The task: Search the material below for the string "ylabel" and extract each line that has it.

━━━━━ Records for processing ━━━━━

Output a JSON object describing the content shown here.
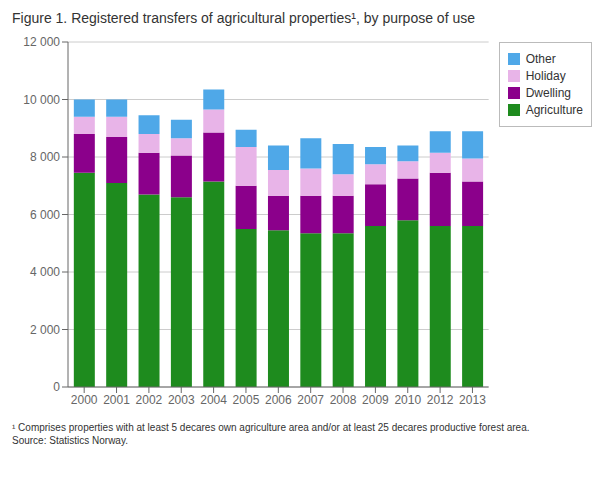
{
  "chart_data": {
    "type": "bar",
    "title": "Figure 1. Registered transfers of agricultural properties¹, by purpose of use",
    "footnote": "¹ Comprises properties with at least 5 decares own agriculture area and/or at least 25 decares productive forest area.\nSource: Statistics Norway.",
    "categories": [
      "2000",
      "2001",
      "2002",
      "2003",
      "2004",
      "2005",
      "2006",
      "2007",
      "2008",
      "2009",
      "2010",
      "2012",
      "2013"
    ],
    "series": [
      {
        "name": "Agriculture",
        "color": "#1e8b1e",
        "values": [
          7450,
          7100,
          6700,
          6600,
          7150,
          5500,
          5450,
          5350,
          5350,
          5600,
          5800,
          5600,
          5600
        ]
      },
      {
        "name": "Dwelling",
        "color": "#8b008b",
        "values": [
          1350,
          1600,
          1450,
          1450,
          1700,
          1500,
          1200,
          1300,
          1300,
          1450,
          1450,
          1850,
          1550
        ]
      },
      {
        "name": "Holiday",
        "color": "#e8b4e8",
        "values": [
          600,
          700,
          650,
          600,
          800,
          1350,
          900,
          950,
          750,
          700,
          600,
          700,
          800
        ]
      },
      {
        "name": "Other",
        "color": "#4fa8e8",
        "values": [
          600,
          600,
          650,
          650,
          700,
          600,
          850,
          1050,
          1050,
          600,
          550,
          750,
          950
        ]
      }
    ],
    "stacked": true,
    "ylim": [
      0,
      12000
    ],
    "yticks": [
      0,
      {
        "value": 2000,
        "label": "2 000"
      },
      {
        "value": 4000,
        "label": "4 000"
      },
      {
        "value": 6000,
        "label": "6 000"
      },
      {
        "value": 8000,
        "label": "8 000"
      },
      {
        "value": 10000,
        "label": "10 000"
      },
      {
        "value": 12000,
        "label": "12 000"
      }
    ],
    "grid": true,
    "legend": "upper right"
  }
}
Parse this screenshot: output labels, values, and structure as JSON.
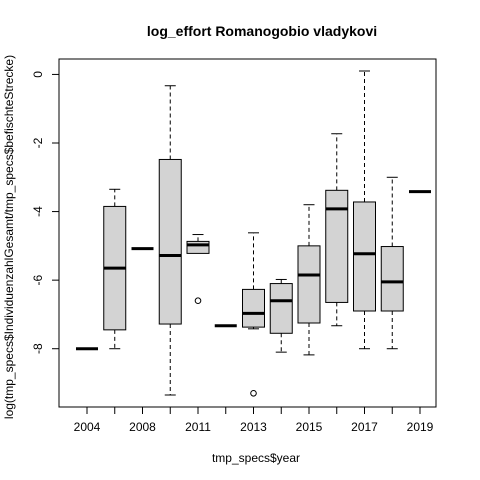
{
  "chart_data": {
    "type": "boxplot",
    "title": "log_effort Romanogobio vladykovi",
    "xlabel": "tmp_specs$year",
    "ylabel": "log(tmp_specs$IndividuenzahlGesamt/tmp_specs$befischteStrecke)",
    "ylim": [
      -9.7,
      0.45
    ],
    "y_ticks": [
      0,
      -2,
      -4,
      -6,
      -8
    ],
    "x_tick_labels_shown": [
      "2004",
      "2008",
      "2011",
      "2013",
      "2015",
      "2017",
      "2019"
    ],
    "boxes": [
      {
        "position": 1,
        "year": "2004",
        "lower_whisker": -8.0,
        "q1": -8.0,
        "median": -8.0,
        "q3": -8.0,
        "upper_whisker": -8.0,
        "outliers": []
      },
      {
        "position": 2,
        "year": "",
        "lower_whisker": -8.0,
        "q1": -7.45,
        "median": -5.65,
        "q3": -3.85,
        "upper_whisker": -3.35,
        "outliers": []
      },
      {
        "position": 3,
        "year": "2008",
        "lower_whisker": -5.08,
        "q1": -5.08,
        "median": -5.08,
        "q3": -5.08,
        "upper_whisker": -5.08,
        "outliers": []
      },
      {
        "position": 4,
        "year": "",
        "lower_whisker": -9.35,
        "q1": -7.28,
        "median": -5.28,
        "q3": -2.48,
        "upper_whisker": -0.33,
        "outliers": []
      },
      {
        "position": 5,
        "year": "2011",
        "lower_whisker": -5.22,
        "q1": -5.22,
        "median": -4.97,
        "q3": -4.87,
        "upper_whisker": -4.67,
        "outliers": [
          -6.6
        ]
      },
      {
        "position": 6,
        "year": "",
        "lower_whisker": -7.33,
        "q1": -7.33,
        "median": -7.33,
        "q3": -7.33,
        "upper_whisker": -7.33,
        "outliers": []
      },
      {
        "position": 7,
        "year": "2013",
        "lower_whisker": -7.42,
        "q1": -7.37,
        "median": -6.97,
        "q3": -6.27,
        "upper_whisker": -4.62,
        "outliers": [
          -9.3
        ]
      },
      {
        "position": 8,
        "year": "",
        "lower_whisker": -8.1,
        "q1": -7.55,
        "median": -6.6,
        "q3": -6.1,
        "upper_whisker": -5.98,
        "outliers": []
      },
      {
        "position": 9,
        "year": "2015",
        "lower_whisker": -8.18,
        "q1": -7.25,
        "median": -5.85,
        "q3": -5.0,
        "upper_whisker": -3.8,
        "outliers": []
      },
      {
        "position": 10,
        "year": "",
        "lower_whisker": -7.33,
        "q1": -6.65,
        "median": -3.92,
        "q3": -3.38,
        "upper_whisker": -1.73,
        "outliers": []
      },
      {
        "position": 11,
        "year": "2017",
        "lower_whisker": -8.0,
        "q1": -6.9,
        "median": -5.23,
        "q3": -3.72,
        "upper_whisker": 0.1,
        "outliers": []
      },
      {
        "position": 12,
        "year": "",
        "lower_whisker": -8.0,
        "q1": -6.9,
        "median": -6.05,
        "q3": -5.02,
        "upper_whisker": -3.0,
        "outliers": []
      },
      {
        "position": 13,
        "year": "2019",
        "lower_whisker": -3.42,
        "q1": -3.42,
        "median": -3.42,
        "q3": -3.42,
        "upper_whisker": -3.42,
        "outliers": []
      }
    ],
    "box_fill": "#d3d3d3",
    "line_color": "#000000",
    "grid": false,
    "legend": "none"
  }
}
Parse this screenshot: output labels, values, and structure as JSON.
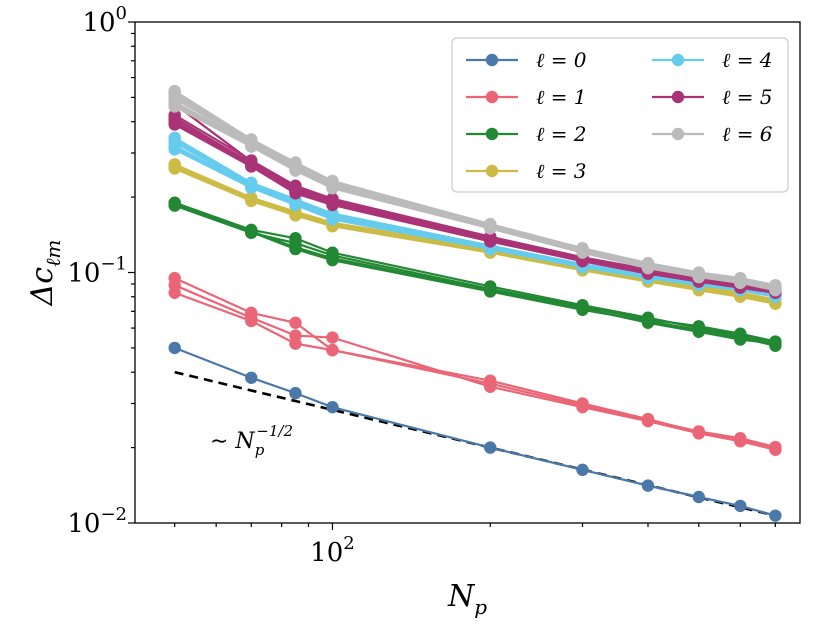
{
  "chart_data": {
    "type": "line",
    "xscale": "log",
    "yscale": "log",
    "xlim": [
      42,
      780
    ],
    "ylim": [
      0.01,
      1.0
    ],
    "xlabel": "N_p",
    "ylabel": "Δc_ℓm",
    "x_tick_labels": [
      {
        "base": "10",
        "exp": "2",
        "value": 100
      }
    ],
    "y_tick_labels": [
      {
        "base": "10",
        "exp": "−2",
        "value": 0.01
      },
      {
        "base": "10",
        "exp": "−1",
        "value": 0.1
      },
      {
        "base": "10",
        "exp": "0",
        "value": 1.0
      }
    ],
    "x": [
      50,
      70,
      85,
      100,
      200,
      300,
      400,
      500,
      600,
      700
    ],
    "legend": {
      "placement": "top-right",
      "columns": 2,
      "frame": true
    },
    "series": [
      {
        "name": "ℓ = 0",
        "color": "#4a78a8",
        "curves": [
          [
            0.05,
            0.038,
            0.033,
            0.029,
            0.02,
            0.0163,
            0.0141,
            0.0127,
            0.0117,
            0.0107
          ]
        ]
      },
      {
        "name": "ℓ = 1",
        "color": "#ea6677",
        "curves": [
          [
            0.095,
            0.069,
            0.063,
            0.049,
            0.037,
            0.03,
            0.026,
            0.023,
            0.0215,
            0.0198
          ],
          [
            0.089,
            0.066,
            0.056,
            0.055,
            0.035,
            0.029,
            0.0255,
            0.0228,
            0.0212,
            0.0196
          ],
          [
            0.083,
            0.064,
            0.052,
            0.049,
            0.036,
            0.0295,
            0.0258,
            0.0232,
            0.0218,
            0.0201
          ]
        ]
      },
      {
        "name": "ℓ = 2",
        "color": "#238833",
        "curves": [
          [
            0.19,
            0.148,
            0.137,
            0.12,
            0.088,
            0.074,
            0.066,
            0.06,
            0.056,
            0.052
          ],
          [
            0.187,
            0.145,
            0.124,
            0.112,
            0.084,
            0.071,
            0.064,
            0.059,
            0.055,
            0.051
          ],
          [
            0.185,
            0.144,
            0.131,
            0.117,
            0.086,
            0.073,
            0.065,
            0.061,
            0.057,
            0.053
          ],
          [
            0.188,
            0.146,
            0.126,
            0.114,
            0.085,
            0.072,
            0.063,
            0.058,
            0.054,
            0.052
          ]
        ]
      },
      {
        "name": "ℓ = 3",
        "color": "#ccbb44",
        "curves": [
          [
            0.27,
            0.199,
            0.175,
            0.158,
            0.124,
            0.105,
            0.095,
            0.087,
            0.082,
            0.077
          ],
          [
            0.265,
            0.196,
            0.171,
            0.155,
            0.122,
            0.103,
            0.093,
            0.086,
            0.081,
            0.076
          ],
          [
            0.26,
            0.193,
            0.169,
            0.153,
            0.12,
            0.102,
            0.092,
            0.085,
            0.08,
            0.075
          ],
          [
            0.268,
            0.198,
            0.173,
            0.157,
            0.123,
            0.104,
            0.094,
            0.088,
            0.083,
            0.078
          ],
          [
            0.262,
            0.195,
            0.17,
            0.154,
            0.121,
            0.103,
            0.093,
            0.086,
            0.081,
            0.076
          ]
        ]
      },
      {
        "name": "ℓ = 4",
        "color": "#66ccee",
        "curves": [
          [
            0.345,
            0.228,
            0.196,
            0.172,
            0.128,
            0.108,
            0.098,
            0.092,
            0.088,
            0.083
          ],
          [
            0.33,
            0.224,
            0.192,
            0.168,
            0.126,
            0.107,
            0.097,
            0.091,
            0.087,
            0.082
          ],
          [
            0.32,
            0.221,
            0.189,
            0.165,
            0.125,
            0.106,
            0.096,
            0.09,
            0.086,
            0.081
          ],
          [
            0.31,
            0.218,
            0.186,
            0.163,
            0.124,
            0.105,
            0.095,
            0.089,
            0.085,
            0.08
          ],
          [
            0.338,
            0.226,
            0.194,
            0.17,
            0.127,
            0.108,
            0.097,
            0.091,
            0.087,
            0.082
          ],
          [
            0.315,
            0.22,
            0.188,
            0.166,
            0.125,
            0.106,
            0.096,
            0.09,
            0.086,
            0.081
          ]
        ]
      },
      {
        "name": "ℓ = 5",
        "color": "#aa3377",
        "curves": [
          [
            0.425,
            0.28,
            0.222,
            0.197,
            0.139,
            0.115,
            0.103,
            0.096,
            0.091,
            0.086
          ],
          [
            0.41,
            0.274,
            0.218,
            0.193,
            0.137,
            0.113,
            0.101,
            0.094,
            0.089,
            0.085
          ],
          [
            0.4,
            0.27,
            0.212,
            0.19,
            0.135,
            0.112,
            0.1,
            0.093,
            0.088,
            0.084
          ],
          [
            0.39,
            0.265,
            0.207,
            0.186,
            0.133,
            0.111,
            0.099,
            0.092,
            0.087,
            0.083
          ],
          [
            0.47,
            0.278,
            0.22,
            0.195,
            0.138,
            0.114,
            0.102,
            0.095,
            0.09,
            0.085
          ],
          [
            0.415,
            0.272,
            0.215,
            0.192,
            0.136,
            0.112,
            0.1,
            0.094,
            0.088,
            0.084
          ],
          [
            0.395,
            0.267,
            0.21,
            0.188,
            0.134,
            0.111,
            0.099,
            0.092,
            0.087,
            0.083
          ]
        ]
      },
      {
        "name": "ℓ = 6",
        "color": "#bbbbbb",
        "curves": [
          [
            0.53,
            0.34,
            0.275,
            0.232,
            0.156,
            0.125,
            0.109,
            0.1,
            0.095,
            0.089
          ],
          [
            0.51,
            0.335,
            0.27,
            0.228,
            0.154,
            0.124,
            0.108,
            0.099,
            0.094,
            0.088
          ],
          [
            0.495,
            0.33,
            0.266,
            0.225,
            0.153,
            0.123,
            0.107,
            0.098,
            0.093,
            0.087
          ],
          [
            0.48,
            0.325,
            0.262,
            0.222,
            0.152,
            0.122,
            0.106,
            0.097,
            0.092,
            0.086
          ],
          [
            0.47,
            0.32,
            0.258,
            0.219,
            0.151,
            0.121,
            0.105,
            0.096,
            0.091,
            0.086
          ],
          [
            0.5,
            0.332,
            0.268,
            0.226,
            0.154,
            0.123,
            0.107,
            0.098,
            0.093,
            0.087
          ],
          [
            0.46,
            0.318,
            0.255,
            0.217,
            0.15,
            0.12,
            0.104,
            0.096,
            0.091,
            0.085
          ],
          [
            0.52,
            0.338,
            0.272,
            0.23,
            0.155,
            0.124,
            0.108,
            0.099,
            0.094,
            0.088
          ]
        ]
      }
    ],
    "reference_line": {
      "label": "∼ N_p^{−1/2}",
      "style": "dashed",
      "color": "#000000",
      "x": [
        50,
        700
      ],
      "y": [
        0.04,
        0.0107
      ]
    }
  }
}
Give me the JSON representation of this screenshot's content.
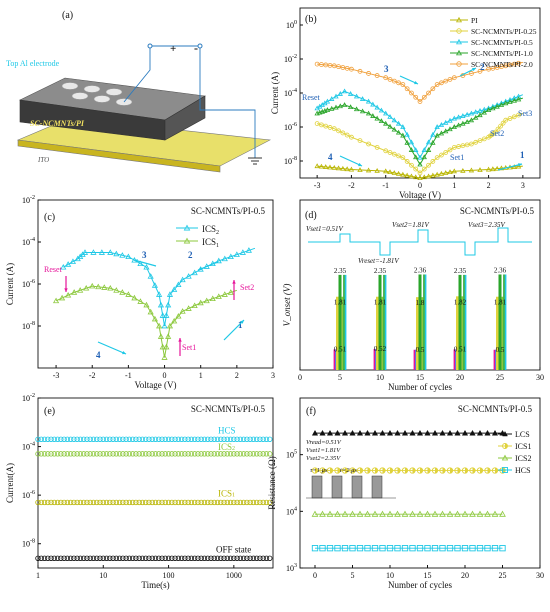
{
  "colors": {
    "cyan": "#1ec8e6",
    "lime": "#8cc83c",
    "yellow": "#e0d23c",
    "orange": "#f0a03c",
    "green": "#2aa52a",
    "olive": "#b9b500",
    "gray": "#8a8a8a",
    "magenta": "#e6149a",
    "blue": "#3c64e6",
    "red": "#e61e1e",
    "black": "#111111",
    "purple": "#8a2be2"
  },
  "panel_a": {
    "label": "(a)",
    "top_electrode": "Top Al electrode",
    "plus": "+",
    "minus": "-",
    "film": "SC-NCMNTs/PI",
    "substrate": "ITO"
  },
  "chart_data": [
    {
      "id": "b",
      "type": "line",
      "label": "(b)",
      "xlabel": "Voltage (V)",
      "ylabel": "Current (A)",
      "xlim": [
        -3.5,
        3.5
      ],
      "ylim_log": [
        -9,
        1
      ],
      "xticks": [
        "-3",
        "-2",
        "-1",
        "0",
        "1",
        "2",
        "3"
      ],
      "yticks": [
        "10^-8",
        "10^-6",
        "10^-4",
        "10^-2",
        "10^0"
      ],
      "legend": [
        "PI",
        "SC-NCMNTs/PI-0.25",
        "SC-NCMNTs/PI-0.5",
        "SC-NCMNTs/PI-1.0",
        "SC-NCMNTs/PI-2.0"
      ],
      "annotations": {
        "n1": "1",
        "n2": "2",
        "n3": "3",
        "n4": "4",
        "reset": "Reset",
        "set1": "Set1",
        "set2": "Set2",
        "set3": "Set3"
      },
      "series": [
        {
          "name": "PI",
          "color": "olive",
          "points": [
            [
              -3,
              -8.3
            ],
            [
              -2.5,
              -8.4
            ],
            [
              -2,
              -8.5
            ],
            [
              -1,
              -8.6
            ],
            [
              -0.5,
              -8.8
            ],
            [
              0,
              -9
            ],
            [
              0.5,
              -8.8
            ],
            [
              1,
              -8.6
            ],
            [
              2,
              -8.5
            ],
            [
              2.5,
              -8.4
            ],
            [
              3,
              -8.3
            ]
          ]
        },
        {
          "name": "SC-NCMNTs/PI-0.25",
          "color": "yellow",
          "points": [
            [
              -3,
              -5.8
            ],
            [
              -2.5,
              -6.1
            ],
            [
              -2,
              -6.6
            ],
            [
              -1,
              -7.4
            ],
            [
              -0.5,
              -7.8
            ],
            [
              0,
              -8.7
            ],
            [
              0.5,
              -7.8
            ],
            [
              1,
              -7.2
            ],
            [
              1.5,
              -7
            ],
            [
              2,
              -6.6
            ],
            [
              2.2,
              -6.3
            ],
            [
              2.5,
              -5.6
            ],
            [
              3,
              -5.2
            ]
          ]
        },
        {
          "name": "SC-NCMNTs/PI-0.5",
          "color": "cyan",
          "points": [
            [
              -3,
              -4.9
            ],
            [
              -2.7,
              -4.5
            ],
            [
              -2.2,
              -3.9
            ],
            [
              -1.5,
              -4.5
            ],
            [
              -1,
              -5.2
            ],
            [
              -0.5,
              -6
            ],
            [
              0,
              -7.8
            ],
            [
              0.5,
              -6
            ],
            [
              1,
              -5.5
            ],
            [
              1.5,
              -5.2
            ],
            [
              2,
              -4.9
            ],
            [
              2.5,
              -4.5
            ],
            [
              3,
              -4.1
            ]
          ]
        },
        {
          "name": "SC-NCMNTs/PI-1.0",
          "color": "green",
          "points": [
            [
              -3,
              -5.2
            ],
            [
              -2.7,
              -5
            ],
            [
              -2.2,
              -4.7
            ],
            [
              -1.5,
              -5.2
            ],
            [
              -1,
              -5.8
            ],
            [
              -0.5,
              -6.5
            ],
            [
              0,
              -8.2
            ],
            [
              0.5,
              -6.5
            ],
            [
              1,
              -6
            ],
            [
              1.5,
              -5.6
            ],
            [
              2,
              -5
            ],
            [
              2.5,
              -4.6
            ],
            [
              3,
              -4.3
            ]
          ]
        },
        {
          "name": "SC-NCMNTs/PI-2.0",
          "color": "orange",
          "points": [
            [
              -3,
              -2.3
            ],
            [
              -2.5,
              -2.4
            ],
            [
              -2,
              -2.6
            ],
            [
              -1,
              -3.1
            ],
            [
              -0.5,
              -3.5
            ],
            [
              0,
              -4.5
            ],
            [
              0.5,
              -3.5
            ],
            [
              1,
              -3.1
            ],
            [
              2,
              -2.6
            ],
            [
              2.5,
              -2.4
            ],
            [
              3,
              -2.2
            ]
          ]
        }
      ]
    },
    {
      "id": "c",
      "type": "line",
      "label": "(c)",
      "title": "SC-NCMNTs/PI-0.5",
      "xlabel": "Voltage (V)",
      "ylabel": "Current (A)",
      "xlim": [
        -3.5,
        3
      ],
      "ylim_log": [
        -10,
        -2
      ],
      "xticks": [
        "-3",
        "-2",
        "-1",
        "0",
        "1",
        "2",
        "3"
      ],
      "yticks": [
        "10^-8",
        "10^-6",
        "10^-4",
        "10^-2"
      ],
      "legend": [
        "ICS2",
        "ICS1"
      ],
      "annotations": {
        "n1": "1",
        "n2": "2",
        "n3": "3",
        "n4": "4",
        "reset": "Reset",
        "set1": "Set1",
        "set2": "Set2"
      },
      "series": [
        {
          "name": "ICS2",
          "color": "cyan",
          "points": [
            [
              -2.8,
              -5.2
            ],
            [
              -2.4,
              -4.8
            ],
            [
              -2.2,
              -4.5
            ],
            [
              -1.5,
              -4.5
            ],
            [
              -1,
              -4.7
            ],
            [
              -0.5,
              -5.2
            ],
            [
              -0.15,
              -6.5
            ],
            [
              0,
              -8
            ],
            [
              0.15,
              -6.5
            ],
            [
              0.5,
              -5.8
            ],
            [
              1,
              -5.3
            ],
            [
              1.5,
              -4.9
            ],
            [
              2,
              -4.6
            ],
            [
              2.5,
              -4.3
            ]
          ]
        },
        {
          "name": "ICS1",
          "color": "lime",
          "points": [
            [
              -3,
              -6.8
            ],
            [
              -2.5,
              -6.4
            ],
            [
              -2,
              -6.1
            ],
            [
              -1.5,
              -6.2
            ],
            [
              -1,
              -6.5
            ],
            [
              -0.5,
              -7
            ],
            [
              -0.15,
              -8
            ],
            [
              0,
              -9.5
            ],
            [
              0.15,
              -8
            ],
            [
              0.5,
              -7.3
            ],
            [
              1,
              -6.9
            ],
            [
              1.5,
              -6.6
            ],
            [
              2,
              -6.3
            ]
          ]
        }
      ]
    },
    {
      "id": "d",
      "type": "bar",
      "label": "(d)",
      "title": "SC-NCMNTs/PI-0.5",
      "xlabel": "Number of cycles",
      "ylabel": "V_onset (V)",
      "xlim": [
        0,
        30
      ],
      "xticks": [
        "0",
        "5",
        "10",
        "15",
        "20",
        "25",
        "30"
      ],
      "labels": {
        "vset1": "Vset1=0.51V",
        "vset2": "Vset2=1.81V",
        "vset3": "Vset3=2.35V",
        "vreset": "Vreset=-1.81V"
      },
      "groups": [
        {
          "cycle": 5,
          "set1": "0.51",
          "set2": "1.81",
          "set3": "2.35"
        },
        {
          "cycle": 10,
          "set1": "0.52",
          "set2": "1.81",
          "set3": "2.35"
        },
        {
          "cycle": 15,
          "set1": "0.5",
          "set2": "1.8",
          "set3": "2.36"
        },
        {
          "cycle": 20,
          "set1": "0.51",
          "set2": "1.82",
          "set3": "2.35"
        },
        {
          "cycle": 25,
          "set1": "0.5",
          "set2": "1.81",
          "set3": "2.36"
        }
      ]
    },
    {
      "id": "e",
      "type": "scatter",
      "label": "(e)",
      "title": "SC-NCMNTs/PI-0.5",
      "xlabel": "Time(s)",
      "ylabel": "Current(A)",
      "xlim_log": [
        0,
        3.6
      ],
      "ylim_log": [
        -9,
        -2
      ],
      "xticks": [
        "1",
        "10",
        "100",
        "1000"
      ],
      "yticks": [
        "10^-8",
        "10^-6",
        "10^-4",
        "10^-2"
      ],
      "series": [
        {
          "name": "HCS",
          "color": "cyan",
          "log_current": -3.7
        },
        {
          "name": "ICS2",
          "color": "lime",
          "log_current": -4.3
        },
        {
          "name": "ICS1",
          "color": "olive",
          "log_current": -6.3
        },
        {
          "name": "OFF state",
          "color": "black",
          "log_current": -8.6
        }
      ],
      "labels": {
        "hcs": "HCS",
        "ics2": "ICS2",
        "ics1": "ICS1",
        "off": "OFF state"
      }
    },
    {
      "id": "f",
      "type": "scatter",
      "label": "(f)",
      "title": "SC-NCMNTs/PI-0.5",
      "xlabel": "Number of cycles",
      "ylabel": "Resistance (Ω)",
      "xlim": [
        -2,
        30
      ],
      "ylim_log": [
        3,
        6
      ],
      "xticks": [
        "0",
        "5",
        "10",
        "15",
        "20",
        "25",
        "30"
      ],
      "yticks": [
        "10^3",
        "10^4",
        "10^5"
      ],
      "legend": [
        "LCS",
        "ICS1",
        "ICS2",
        "HCS"
      ],
      "inset": {
        "vread": "Vread=0.51V",
        "vset1": "Vset1=1.81V",
        "vset2": "Vset2=2.35V",
        "tau": "τ=1 μs",
        "t": "t=2 μs"
      },
      "series": [
        {
          "name": "LCS",
          "color": "black",
          "log_r": 5.38
        },
        {
          "name": "ICS1",
          "color": "yellow",
          "log_r": 4.72
        },
        {
          "name": "ICS2",
          "color": "lime",
          "log_r": 3.95
        },
        {
          "name": "HCS",
          "color": "cyan",
          "log_r": 3.35
        }
      ]
    }
  ]
}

━━━━━

Task answer:
    "ylabel": "log(tmp_specs$IndividuenzahlGesamt/tmp_specs$befischteStrecke)",
    "ylabel": "Δc_ℓm",
      "ylabel": "Current (A)",
      "ylabel": "Current (A)",
      "ylabel": "V_onset (V)",
      "ylabel": "Current(A)",
      "ylabel": "Resistance (Ω)",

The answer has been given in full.